▶ Problem description: Every line below that contains "Search" is to be copied.

Dataset excerpts
<<<<
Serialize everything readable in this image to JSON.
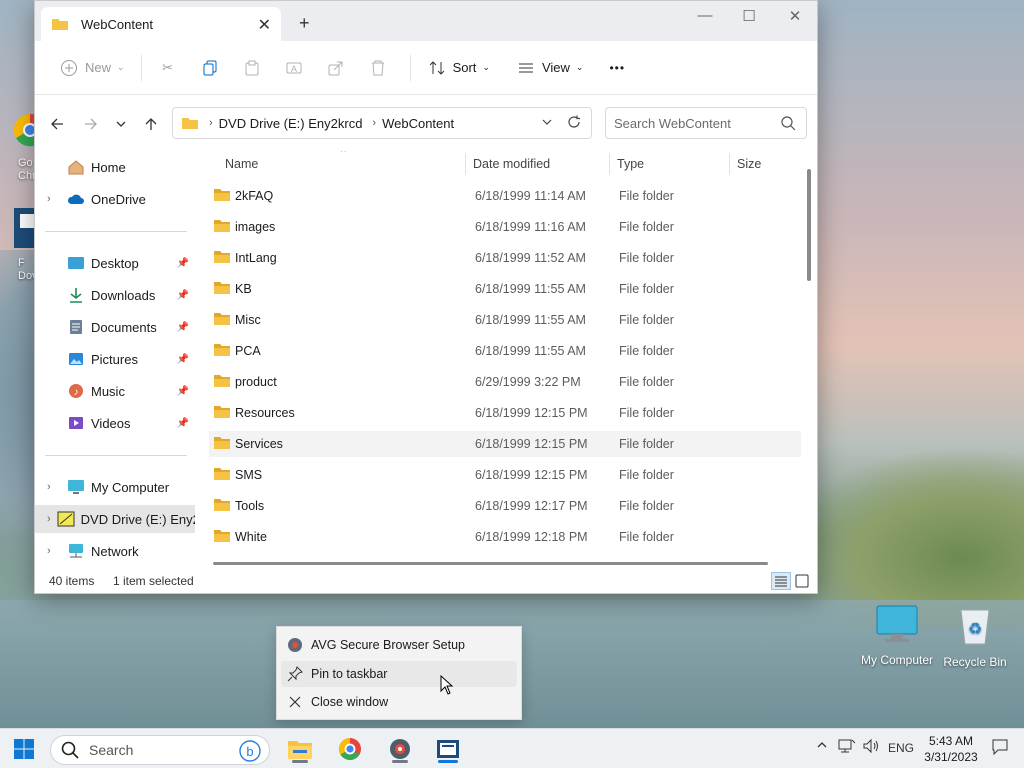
{
  "desktop": {
    "icons": [
      {
        "label": "My Computer"
      },
      {
        "label": "Recycle Bin"
      }
    ],
    "partial_icons": [
      {
        "label": "Go Chr"
      },
      {
        "label": "F Dov"
      }
    ]
  },
  "window": {
    "tab_title": "WebContent",
    "controls": {
      "minimize": "—",
      "maximize": "☐",
      "close": "✕"
    },
    "commands": {
      "new": "New",
      "sort": "Sort",
      "view": "View",
      "more": "•••"
    },
    "address": {
      "crumbs": [
        "DVD Drive (E:) Eny2krcd",
        "WebContent"
      ],
      "search_placeholder": "Search WebContent"
    },
    "nav": {
      "home": "Home",
      "onedrive": "OneDrive",
      "quick": [
        {
          "label": "Desktop"
        },
        {
          "label": "Downloads"
        },
        {
          "label": "Documents"
        },
        {
          "label": "Pictures"
        },
        {
          "label": "Music"
        },
        {
          "label": "Videos"
        }
      ],
      "my_computer": "My Computer",
      "dvd": "DVD Drive (E:) Eny2",
      "network": "Network"
    },
    "columns": {
      "name": "Name",
      "date": "Date modified",
      "type": "Type",
      "size": "Size"
    },
    "files": [
      {
        "name": "2kFAQ",
        "date": "6/18/1999 11:14 AM",
        "type": "File folder"
      },
      {
        "name": "images",
        "date": "6/18/1999 11:16 AM",
        "type": "File folder"
      },
      {
        "name": "IntLang",
        "date": "6/18/1999 11:52 AM",
        "type": "File folder"
      },
      {
        "name": "KB",
        "date": "6/18/1999 11:55 AM",
        "type": "File folder"
      },
      {
        "name": "Misc",
        "date": "6/18/1999 11:55 AM",
        "type": "File folder"
      },
      {
        "name": "PCA",
        "date": "6/18/1999 11:55 AM",
        "type": "File folder"
      },
      {
        "name": "product",
        "date": "6/29/1999 3:22 PM",
        "type": "File folder"
      },
      {
        "name": "Resources",
        "date": "6/18/1999 12:15 PM",
        "type": "File folder"
      },
      {
        "name": "Services",
        "date": "6/18/1999 12:15 PM",
        "type": "File folder"
      },
      {
        "name": "SMS",
        "date": "6/18/1999 12:15 PM",
        "type": "File folder"
      },
      {
        "name": "Tools",
        "date": "6/18/1999 12:17 PM",
        "type": "File folder"
      },
      {
        "name": "White",
        "date": "6/18/1999 12:18 PM",
        "type": "File folder"
      }
    ],
    "status": {
      "count": "40 items",
      "selected": "1 item selected"
    }
  },
  "jumplist": {
    "items": [
      {
        "label": "AVG Secure Browser Setup"
      },
      {
        "label": "Pin to taskbar"
      },
      {
        "label": "Close window"
      }
    ]
  },
  "taskbar": {
    "search_placeholder": "Search",
    "language": "ENG",
    "time": "5:43 AM",
    "date": "3/31/2023"
  },
  "colors": {
    "folder": "#f5c243",
    "folder_dark": "#e0a92a",
    "accent": "#0067c0"
  }
}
>>>>
▶ Solution below:
      "search_placeholder": "Search WebContent"
    "search_placeholder": "Search",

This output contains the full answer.